▶ TASK OBJECTIVE: Below are records. Copy every line with "guide" in it.

Records from a data source
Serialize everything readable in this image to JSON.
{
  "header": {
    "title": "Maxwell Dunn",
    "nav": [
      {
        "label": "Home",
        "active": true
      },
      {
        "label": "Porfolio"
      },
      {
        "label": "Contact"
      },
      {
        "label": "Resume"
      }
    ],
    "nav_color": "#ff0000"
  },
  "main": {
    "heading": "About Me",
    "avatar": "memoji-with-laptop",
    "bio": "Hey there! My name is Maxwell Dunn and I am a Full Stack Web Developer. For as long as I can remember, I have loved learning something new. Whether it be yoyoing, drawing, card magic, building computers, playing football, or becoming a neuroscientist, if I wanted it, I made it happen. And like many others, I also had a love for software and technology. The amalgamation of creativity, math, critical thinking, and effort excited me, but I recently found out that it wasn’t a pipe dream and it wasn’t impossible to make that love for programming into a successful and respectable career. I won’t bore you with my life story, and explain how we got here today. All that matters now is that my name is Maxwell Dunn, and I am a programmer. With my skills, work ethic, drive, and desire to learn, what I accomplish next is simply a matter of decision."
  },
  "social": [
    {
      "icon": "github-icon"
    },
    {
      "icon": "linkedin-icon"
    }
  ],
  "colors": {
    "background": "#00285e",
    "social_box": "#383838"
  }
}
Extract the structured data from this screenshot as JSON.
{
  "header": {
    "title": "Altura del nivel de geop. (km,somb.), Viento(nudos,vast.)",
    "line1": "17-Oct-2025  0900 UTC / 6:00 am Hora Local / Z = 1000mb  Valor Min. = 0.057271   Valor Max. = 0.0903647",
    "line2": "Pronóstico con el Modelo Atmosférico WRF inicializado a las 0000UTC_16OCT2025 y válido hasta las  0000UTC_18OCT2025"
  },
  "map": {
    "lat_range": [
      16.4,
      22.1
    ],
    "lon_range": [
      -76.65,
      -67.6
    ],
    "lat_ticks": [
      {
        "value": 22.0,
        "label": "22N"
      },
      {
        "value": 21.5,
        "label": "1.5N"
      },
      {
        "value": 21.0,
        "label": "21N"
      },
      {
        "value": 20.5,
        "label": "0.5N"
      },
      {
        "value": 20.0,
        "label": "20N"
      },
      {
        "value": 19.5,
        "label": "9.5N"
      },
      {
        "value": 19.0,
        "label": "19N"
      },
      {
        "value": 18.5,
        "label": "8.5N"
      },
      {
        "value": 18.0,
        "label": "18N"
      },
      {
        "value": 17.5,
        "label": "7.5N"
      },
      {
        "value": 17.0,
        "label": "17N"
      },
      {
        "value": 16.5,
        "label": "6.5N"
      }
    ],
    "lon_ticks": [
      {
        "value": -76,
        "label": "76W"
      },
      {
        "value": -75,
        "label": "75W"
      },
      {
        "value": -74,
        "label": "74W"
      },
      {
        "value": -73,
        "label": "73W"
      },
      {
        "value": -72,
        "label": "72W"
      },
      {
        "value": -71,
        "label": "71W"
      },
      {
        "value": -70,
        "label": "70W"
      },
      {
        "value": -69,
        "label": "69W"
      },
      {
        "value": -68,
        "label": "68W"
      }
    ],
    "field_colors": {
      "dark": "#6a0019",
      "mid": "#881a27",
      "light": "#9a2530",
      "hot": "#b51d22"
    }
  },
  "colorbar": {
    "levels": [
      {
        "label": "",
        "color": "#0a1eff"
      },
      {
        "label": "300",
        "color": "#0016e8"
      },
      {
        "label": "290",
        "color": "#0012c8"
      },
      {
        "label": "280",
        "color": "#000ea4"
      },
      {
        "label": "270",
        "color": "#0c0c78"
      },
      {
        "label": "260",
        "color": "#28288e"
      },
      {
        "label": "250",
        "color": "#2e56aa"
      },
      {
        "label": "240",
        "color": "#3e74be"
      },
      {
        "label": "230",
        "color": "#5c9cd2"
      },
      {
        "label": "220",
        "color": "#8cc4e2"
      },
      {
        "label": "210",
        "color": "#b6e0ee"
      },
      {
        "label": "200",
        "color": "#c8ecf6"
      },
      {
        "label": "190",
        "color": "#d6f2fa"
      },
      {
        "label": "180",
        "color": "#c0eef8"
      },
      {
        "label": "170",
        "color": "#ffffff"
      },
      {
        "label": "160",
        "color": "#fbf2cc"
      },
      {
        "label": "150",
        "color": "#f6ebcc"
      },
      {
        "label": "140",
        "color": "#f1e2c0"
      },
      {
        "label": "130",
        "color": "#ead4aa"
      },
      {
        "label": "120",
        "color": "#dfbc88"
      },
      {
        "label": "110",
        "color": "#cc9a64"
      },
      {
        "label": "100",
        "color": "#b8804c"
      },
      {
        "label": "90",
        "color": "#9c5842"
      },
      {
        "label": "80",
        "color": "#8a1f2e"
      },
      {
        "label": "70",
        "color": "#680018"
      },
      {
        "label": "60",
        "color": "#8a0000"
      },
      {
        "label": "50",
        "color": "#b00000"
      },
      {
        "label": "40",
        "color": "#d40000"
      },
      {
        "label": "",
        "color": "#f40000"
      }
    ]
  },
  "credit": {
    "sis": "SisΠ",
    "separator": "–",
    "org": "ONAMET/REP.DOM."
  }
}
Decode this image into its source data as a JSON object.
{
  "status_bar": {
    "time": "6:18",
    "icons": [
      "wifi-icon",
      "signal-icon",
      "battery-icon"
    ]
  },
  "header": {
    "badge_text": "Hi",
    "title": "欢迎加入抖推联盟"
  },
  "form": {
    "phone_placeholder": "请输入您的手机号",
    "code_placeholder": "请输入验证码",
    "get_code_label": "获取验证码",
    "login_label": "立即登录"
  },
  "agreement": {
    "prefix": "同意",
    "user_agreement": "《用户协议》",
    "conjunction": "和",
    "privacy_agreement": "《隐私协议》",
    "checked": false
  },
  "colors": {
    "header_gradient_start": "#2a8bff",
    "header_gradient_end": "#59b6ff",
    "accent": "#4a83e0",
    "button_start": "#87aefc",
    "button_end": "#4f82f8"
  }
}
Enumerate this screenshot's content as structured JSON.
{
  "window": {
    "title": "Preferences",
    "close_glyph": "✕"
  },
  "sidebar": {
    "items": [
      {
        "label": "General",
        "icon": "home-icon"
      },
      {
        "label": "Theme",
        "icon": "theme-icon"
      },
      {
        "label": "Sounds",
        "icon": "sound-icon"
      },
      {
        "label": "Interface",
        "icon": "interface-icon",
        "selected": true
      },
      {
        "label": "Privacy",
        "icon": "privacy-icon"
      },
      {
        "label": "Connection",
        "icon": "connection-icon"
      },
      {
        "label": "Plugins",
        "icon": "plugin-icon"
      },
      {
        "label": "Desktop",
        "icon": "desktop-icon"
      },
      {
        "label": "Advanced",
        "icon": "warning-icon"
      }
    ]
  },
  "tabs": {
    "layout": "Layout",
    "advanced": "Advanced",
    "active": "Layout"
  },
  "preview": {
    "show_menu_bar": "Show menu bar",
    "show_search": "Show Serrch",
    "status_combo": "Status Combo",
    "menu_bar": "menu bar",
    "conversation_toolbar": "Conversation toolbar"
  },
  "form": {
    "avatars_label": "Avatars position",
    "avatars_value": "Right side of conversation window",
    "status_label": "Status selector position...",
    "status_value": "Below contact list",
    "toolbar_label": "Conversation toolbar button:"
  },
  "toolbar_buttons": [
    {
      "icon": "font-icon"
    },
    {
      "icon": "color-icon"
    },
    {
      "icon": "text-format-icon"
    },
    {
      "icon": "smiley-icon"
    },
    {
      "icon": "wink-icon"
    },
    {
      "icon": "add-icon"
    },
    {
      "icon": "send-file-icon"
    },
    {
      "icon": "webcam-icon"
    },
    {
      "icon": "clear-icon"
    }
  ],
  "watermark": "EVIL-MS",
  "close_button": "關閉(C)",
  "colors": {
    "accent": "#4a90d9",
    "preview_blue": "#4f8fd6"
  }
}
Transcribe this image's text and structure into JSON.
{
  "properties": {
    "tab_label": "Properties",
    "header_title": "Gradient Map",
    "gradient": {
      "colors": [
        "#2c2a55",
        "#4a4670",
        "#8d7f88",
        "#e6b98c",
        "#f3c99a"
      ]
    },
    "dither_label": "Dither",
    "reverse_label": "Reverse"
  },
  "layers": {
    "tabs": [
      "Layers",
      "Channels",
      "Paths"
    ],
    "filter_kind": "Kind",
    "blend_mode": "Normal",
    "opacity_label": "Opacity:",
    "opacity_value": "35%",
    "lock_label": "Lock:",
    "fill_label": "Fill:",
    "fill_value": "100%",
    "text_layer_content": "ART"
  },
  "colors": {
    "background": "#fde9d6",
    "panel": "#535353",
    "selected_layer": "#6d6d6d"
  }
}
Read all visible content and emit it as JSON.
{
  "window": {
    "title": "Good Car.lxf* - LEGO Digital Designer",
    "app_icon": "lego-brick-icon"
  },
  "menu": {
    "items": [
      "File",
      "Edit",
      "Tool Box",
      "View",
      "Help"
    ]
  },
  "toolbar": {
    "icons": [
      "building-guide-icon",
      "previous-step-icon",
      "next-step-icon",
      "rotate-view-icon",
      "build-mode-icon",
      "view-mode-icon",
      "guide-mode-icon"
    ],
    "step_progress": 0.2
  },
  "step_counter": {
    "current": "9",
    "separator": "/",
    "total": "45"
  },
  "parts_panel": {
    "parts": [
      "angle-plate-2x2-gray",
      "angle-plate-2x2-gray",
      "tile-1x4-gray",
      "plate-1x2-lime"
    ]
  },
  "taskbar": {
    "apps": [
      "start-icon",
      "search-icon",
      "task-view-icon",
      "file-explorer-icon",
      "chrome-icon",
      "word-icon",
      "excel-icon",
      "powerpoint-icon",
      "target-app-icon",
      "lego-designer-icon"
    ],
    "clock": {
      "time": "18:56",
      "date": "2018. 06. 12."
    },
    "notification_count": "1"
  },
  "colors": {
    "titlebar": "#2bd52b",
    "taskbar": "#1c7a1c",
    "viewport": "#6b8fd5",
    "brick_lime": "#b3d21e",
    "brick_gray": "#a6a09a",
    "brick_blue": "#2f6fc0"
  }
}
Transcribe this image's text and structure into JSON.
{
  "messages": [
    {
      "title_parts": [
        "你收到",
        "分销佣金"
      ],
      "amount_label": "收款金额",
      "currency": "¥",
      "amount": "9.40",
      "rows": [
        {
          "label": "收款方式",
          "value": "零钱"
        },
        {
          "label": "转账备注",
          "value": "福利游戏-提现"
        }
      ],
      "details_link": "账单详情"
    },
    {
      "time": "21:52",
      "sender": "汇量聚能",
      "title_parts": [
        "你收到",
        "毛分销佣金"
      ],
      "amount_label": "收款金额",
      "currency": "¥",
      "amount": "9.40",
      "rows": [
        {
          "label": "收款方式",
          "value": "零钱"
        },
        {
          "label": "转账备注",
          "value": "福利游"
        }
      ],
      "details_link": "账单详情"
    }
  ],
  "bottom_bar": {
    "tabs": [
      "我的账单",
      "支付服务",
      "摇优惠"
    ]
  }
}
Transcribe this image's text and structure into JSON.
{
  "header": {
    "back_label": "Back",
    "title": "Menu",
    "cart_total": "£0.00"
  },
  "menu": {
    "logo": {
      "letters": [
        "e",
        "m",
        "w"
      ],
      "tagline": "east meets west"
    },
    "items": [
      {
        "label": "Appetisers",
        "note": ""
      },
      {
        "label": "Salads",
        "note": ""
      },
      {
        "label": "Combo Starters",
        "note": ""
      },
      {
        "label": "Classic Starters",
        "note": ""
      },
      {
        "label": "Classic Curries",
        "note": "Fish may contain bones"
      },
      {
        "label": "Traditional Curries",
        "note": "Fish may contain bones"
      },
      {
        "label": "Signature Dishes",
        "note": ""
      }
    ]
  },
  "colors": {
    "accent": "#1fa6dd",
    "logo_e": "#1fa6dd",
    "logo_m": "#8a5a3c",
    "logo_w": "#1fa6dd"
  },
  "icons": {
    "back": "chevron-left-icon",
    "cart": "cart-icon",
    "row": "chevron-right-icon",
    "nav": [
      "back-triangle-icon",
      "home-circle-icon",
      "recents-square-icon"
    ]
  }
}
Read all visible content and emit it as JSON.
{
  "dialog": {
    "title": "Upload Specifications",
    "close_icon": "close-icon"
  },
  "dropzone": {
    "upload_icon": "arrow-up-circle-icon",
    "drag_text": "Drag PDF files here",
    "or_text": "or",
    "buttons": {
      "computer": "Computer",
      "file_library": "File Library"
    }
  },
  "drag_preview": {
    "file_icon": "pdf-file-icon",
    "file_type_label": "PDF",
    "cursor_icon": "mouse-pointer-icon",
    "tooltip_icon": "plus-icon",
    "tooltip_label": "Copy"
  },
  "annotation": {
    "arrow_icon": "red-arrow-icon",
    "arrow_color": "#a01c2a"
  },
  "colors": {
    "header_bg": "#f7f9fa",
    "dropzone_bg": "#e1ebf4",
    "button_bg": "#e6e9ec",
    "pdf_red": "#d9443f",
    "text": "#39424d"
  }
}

▶ SOLUTION:
      "building-guide-icon",
      "guide-mode-icon"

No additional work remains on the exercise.